(DATA TO USE):
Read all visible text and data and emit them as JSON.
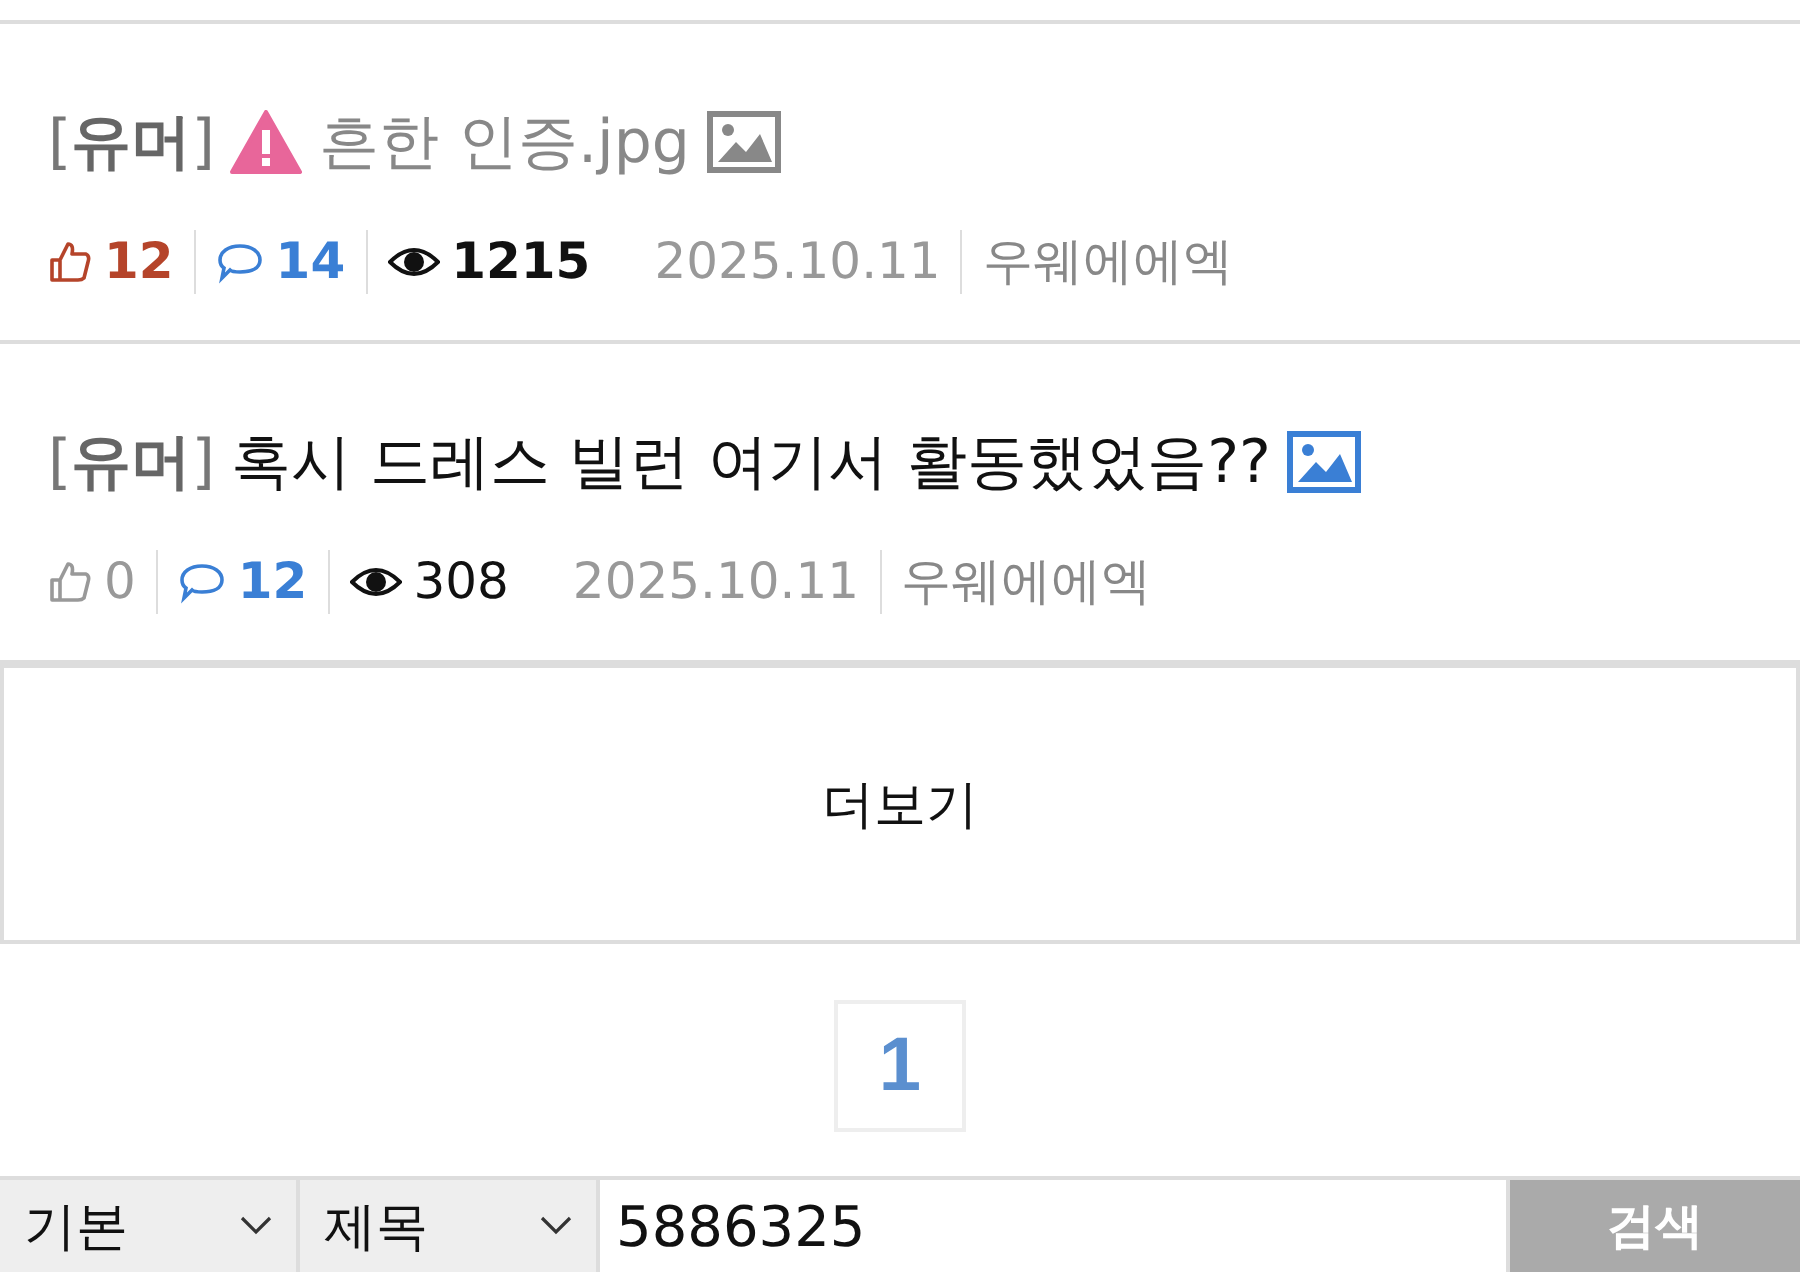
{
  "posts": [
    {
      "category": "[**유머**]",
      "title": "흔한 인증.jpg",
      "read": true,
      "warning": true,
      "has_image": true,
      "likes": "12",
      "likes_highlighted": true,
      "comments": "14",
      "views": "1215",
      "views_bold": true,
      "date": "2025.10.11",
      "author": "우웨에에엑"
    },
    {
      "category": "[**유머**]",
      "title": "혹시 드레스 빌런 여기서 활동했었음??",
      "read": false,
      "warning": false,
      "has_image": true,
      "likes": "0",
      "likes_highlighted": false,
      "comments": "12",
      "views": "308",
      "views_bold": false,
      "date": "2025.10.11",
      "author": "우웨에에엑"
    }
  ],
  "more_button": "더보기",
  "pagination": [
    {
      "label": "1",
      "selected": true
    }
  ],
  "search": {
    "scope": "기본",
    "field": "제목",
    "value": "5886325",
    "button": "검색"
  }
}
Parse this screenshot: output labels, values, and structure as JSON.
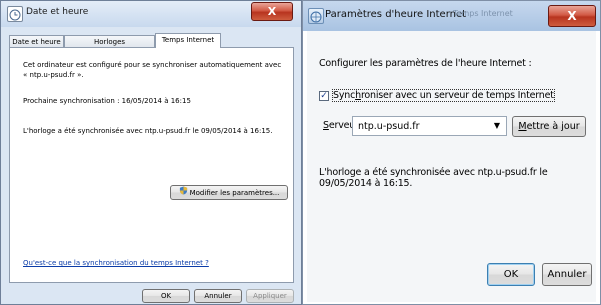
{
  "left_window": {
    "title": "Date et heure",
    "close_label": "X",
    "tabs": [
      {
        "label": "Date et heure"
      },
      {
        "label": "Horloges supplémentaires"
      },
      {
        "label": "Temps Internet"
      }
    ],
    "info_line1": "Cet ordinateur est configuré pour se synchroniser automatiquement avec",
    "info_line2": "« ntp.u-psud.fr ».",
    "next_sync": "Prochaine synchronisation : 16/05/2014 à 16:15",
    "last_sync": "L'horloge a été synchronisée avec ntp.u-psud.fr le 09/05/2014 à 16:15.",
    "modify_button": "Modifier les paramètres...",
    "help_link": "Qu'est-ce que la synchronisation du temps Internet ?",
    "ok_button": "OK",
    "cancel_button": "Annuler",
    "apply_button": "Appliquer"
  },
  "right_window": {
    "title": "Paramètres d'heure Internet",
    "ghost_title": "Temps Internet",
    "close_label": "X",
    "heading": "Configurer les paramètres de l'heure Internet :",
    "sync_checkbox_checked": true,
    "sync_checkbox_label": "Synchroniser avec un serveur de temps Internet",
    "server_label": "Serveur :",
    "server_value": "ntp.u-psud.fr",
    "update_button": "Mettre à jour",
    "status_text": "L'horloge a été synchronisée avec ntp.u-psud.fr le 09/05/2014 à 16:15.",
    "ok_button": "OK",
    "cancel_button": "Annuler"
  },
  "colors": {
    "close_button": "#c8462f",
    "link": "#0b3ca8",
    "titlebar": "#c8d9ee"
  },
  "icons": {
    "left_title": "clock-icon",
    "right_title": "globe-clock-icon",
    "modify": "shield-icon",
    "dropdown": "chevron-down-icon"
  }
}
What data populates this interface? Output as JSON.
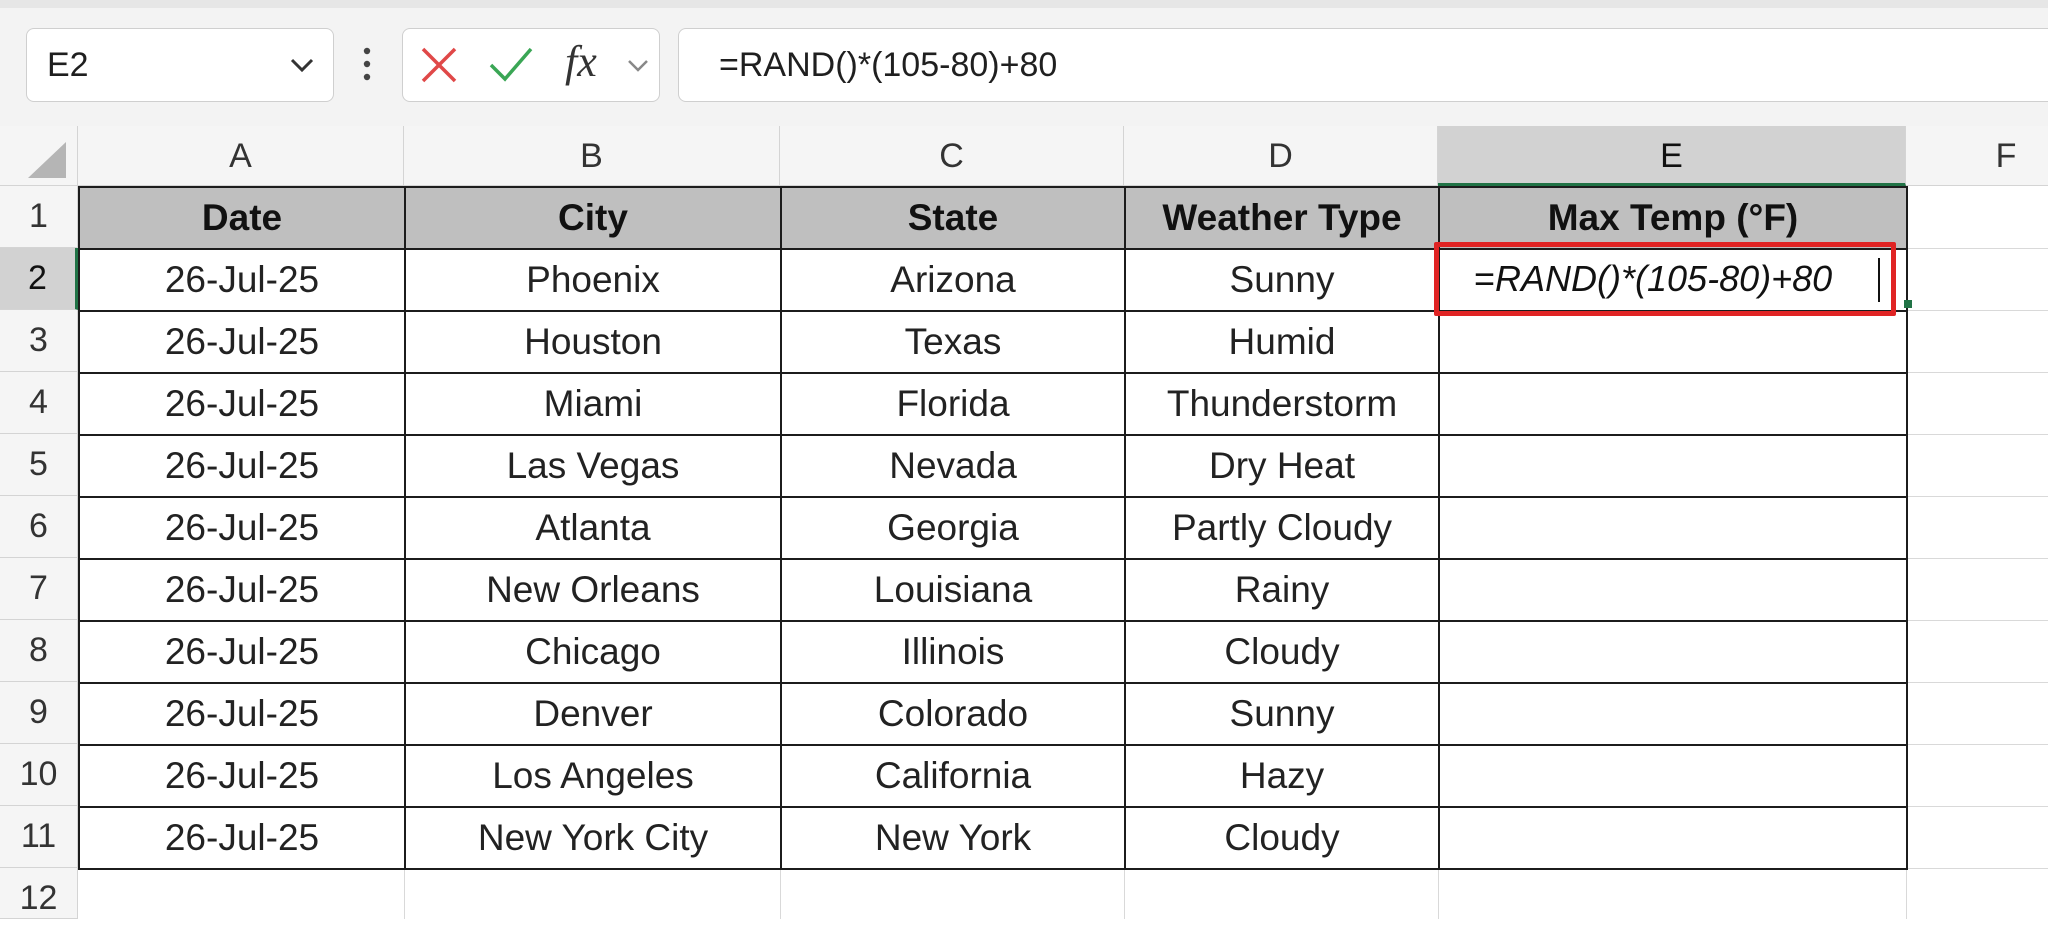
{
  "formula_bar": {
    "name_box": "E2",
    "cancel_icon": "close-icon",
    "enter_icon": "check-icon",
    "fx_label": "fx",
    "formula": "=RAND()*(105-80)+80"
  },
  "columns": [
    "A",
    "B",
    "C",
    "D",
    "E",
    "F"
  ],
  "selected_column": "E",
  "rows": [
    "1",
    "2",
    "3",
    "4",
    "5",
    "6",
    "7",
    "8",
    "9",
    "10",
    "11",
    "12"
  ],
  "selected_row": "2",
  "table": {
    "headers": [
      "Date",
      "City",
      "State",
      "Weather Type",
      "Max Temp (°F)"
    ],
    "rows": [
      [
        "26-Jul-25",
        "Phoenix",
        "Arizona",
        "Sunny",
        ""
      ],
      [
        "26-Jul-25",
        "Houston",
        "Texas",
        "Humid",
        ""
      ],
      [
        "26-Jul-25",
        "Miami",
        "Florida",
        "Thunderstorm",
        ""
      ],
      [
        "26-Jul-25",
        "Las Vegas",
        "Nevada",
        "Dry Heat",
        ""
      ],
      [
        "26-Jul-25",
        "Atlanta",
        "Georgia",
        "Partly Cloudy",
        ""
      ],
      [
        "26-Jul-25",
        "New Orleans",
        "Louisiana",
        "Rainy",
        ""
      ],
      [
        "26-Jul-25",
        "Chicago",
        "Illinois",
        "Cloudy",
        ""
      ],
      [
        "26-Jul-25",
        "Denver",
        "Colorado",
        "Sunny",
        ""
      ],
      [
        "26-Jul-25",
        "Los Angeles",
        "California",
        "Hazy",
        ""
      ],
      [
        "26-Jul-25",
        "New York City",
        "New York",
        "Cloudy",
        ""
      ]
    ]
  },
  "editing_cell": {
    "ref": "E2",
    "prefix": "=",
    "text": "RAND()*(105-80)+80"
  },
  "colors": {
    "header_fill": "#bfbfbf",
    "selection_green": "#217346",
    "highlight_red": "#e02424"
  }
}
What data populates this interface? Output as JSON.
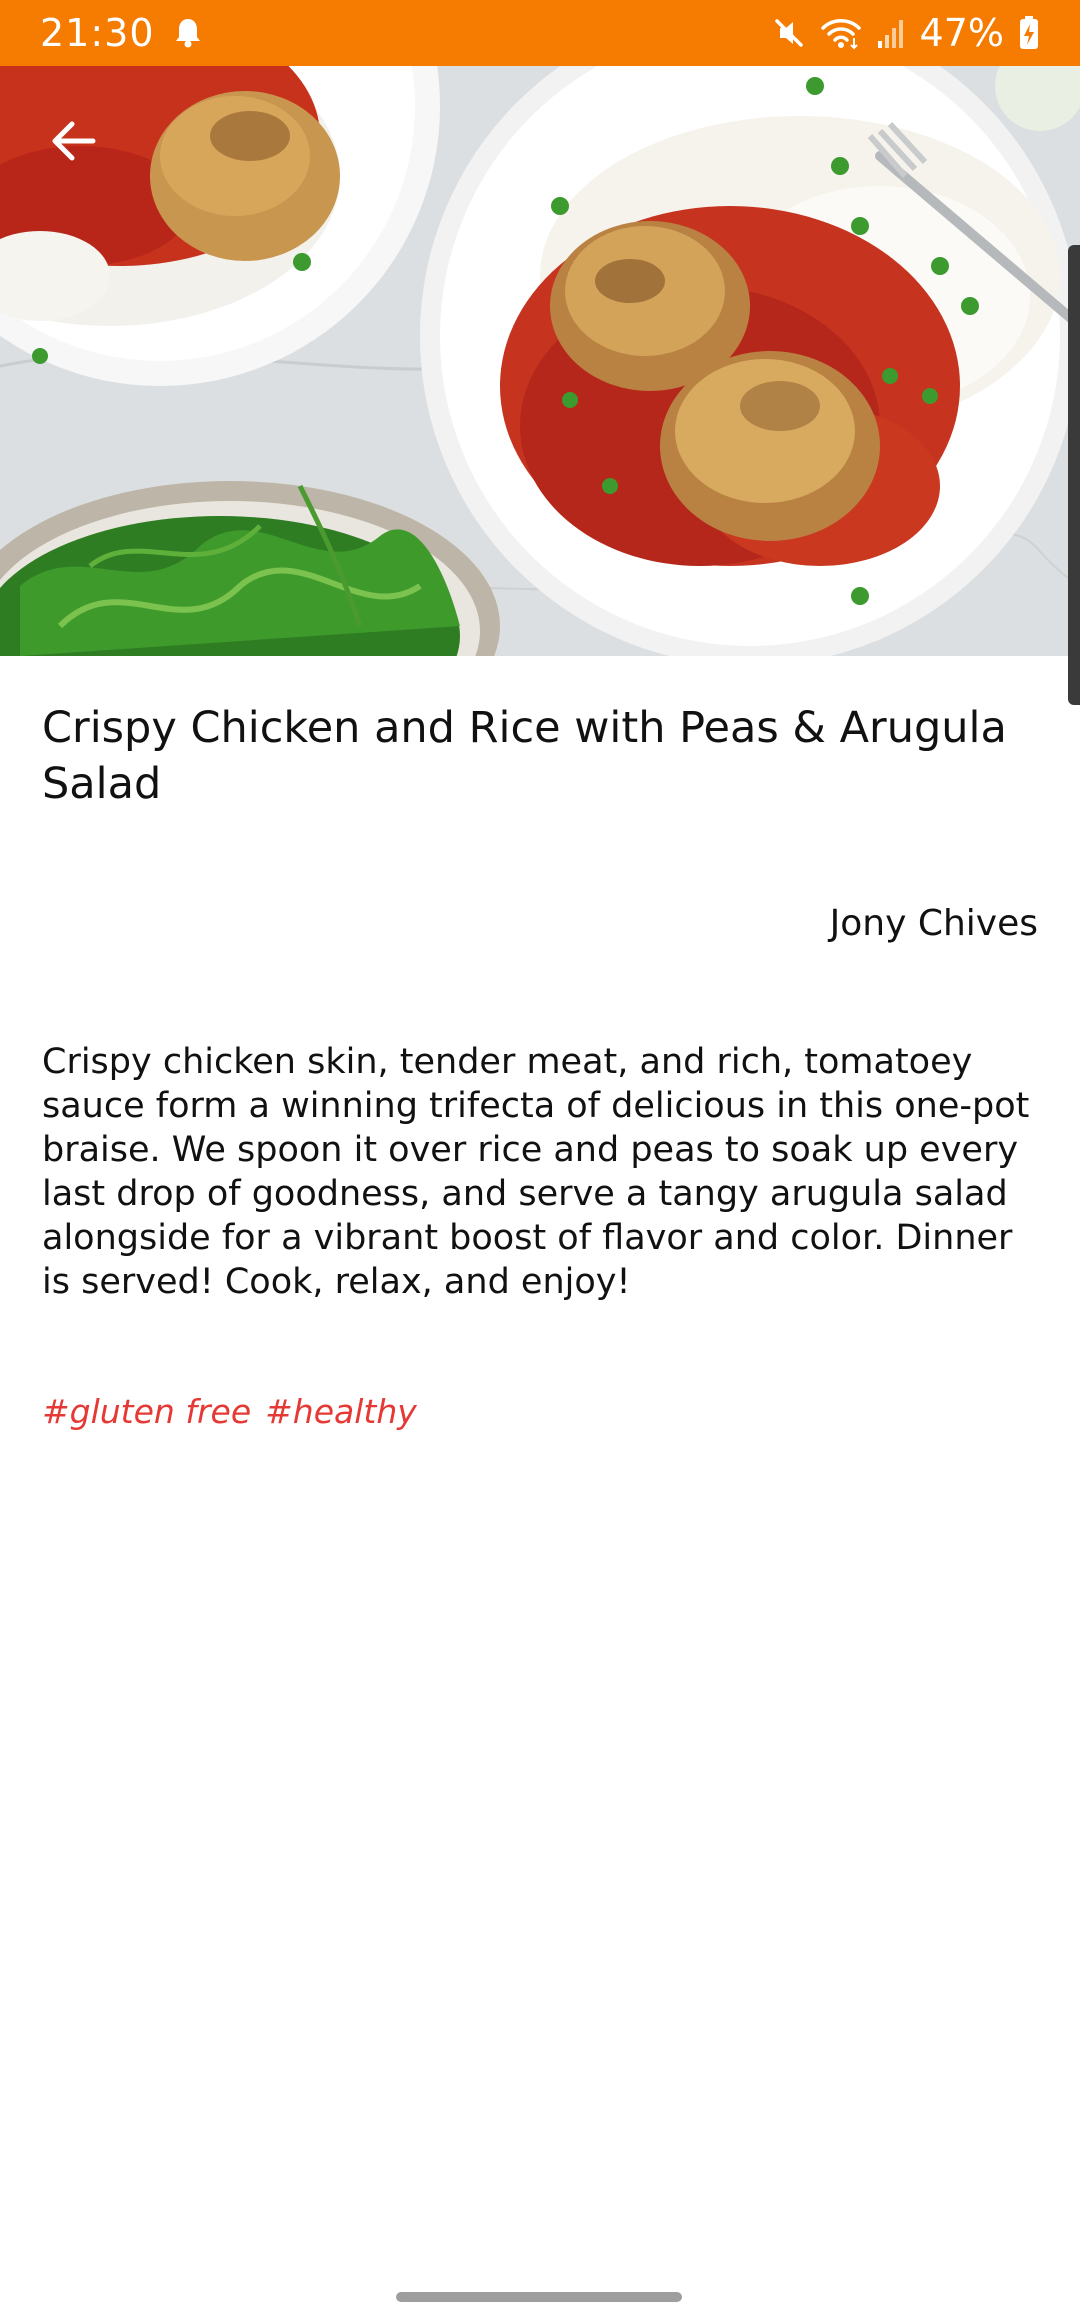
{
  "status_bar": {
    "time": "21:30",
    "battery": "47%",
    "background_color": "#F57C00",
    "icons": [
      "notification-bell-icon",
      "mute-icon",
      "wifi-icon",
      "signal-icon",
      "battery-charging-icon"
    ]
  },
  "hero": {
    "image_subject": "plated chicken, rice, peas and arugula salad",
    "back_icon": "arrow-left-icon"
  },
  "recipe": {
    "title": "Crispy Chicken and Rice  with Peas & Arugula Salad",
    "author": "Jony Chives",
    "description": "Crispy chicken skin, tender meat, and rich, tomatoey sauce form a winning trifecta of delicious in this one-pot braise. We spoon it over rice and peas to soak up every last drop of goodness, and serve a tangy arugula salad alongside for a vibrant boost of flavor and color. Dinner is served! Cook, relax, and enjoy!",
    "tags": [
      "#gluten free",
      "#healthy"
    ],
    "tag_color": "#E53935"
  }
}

(GIVEN REQUEST):
State the number of lines that contain the string "true", with no other words.

(COMPLETE OUTPUT):
8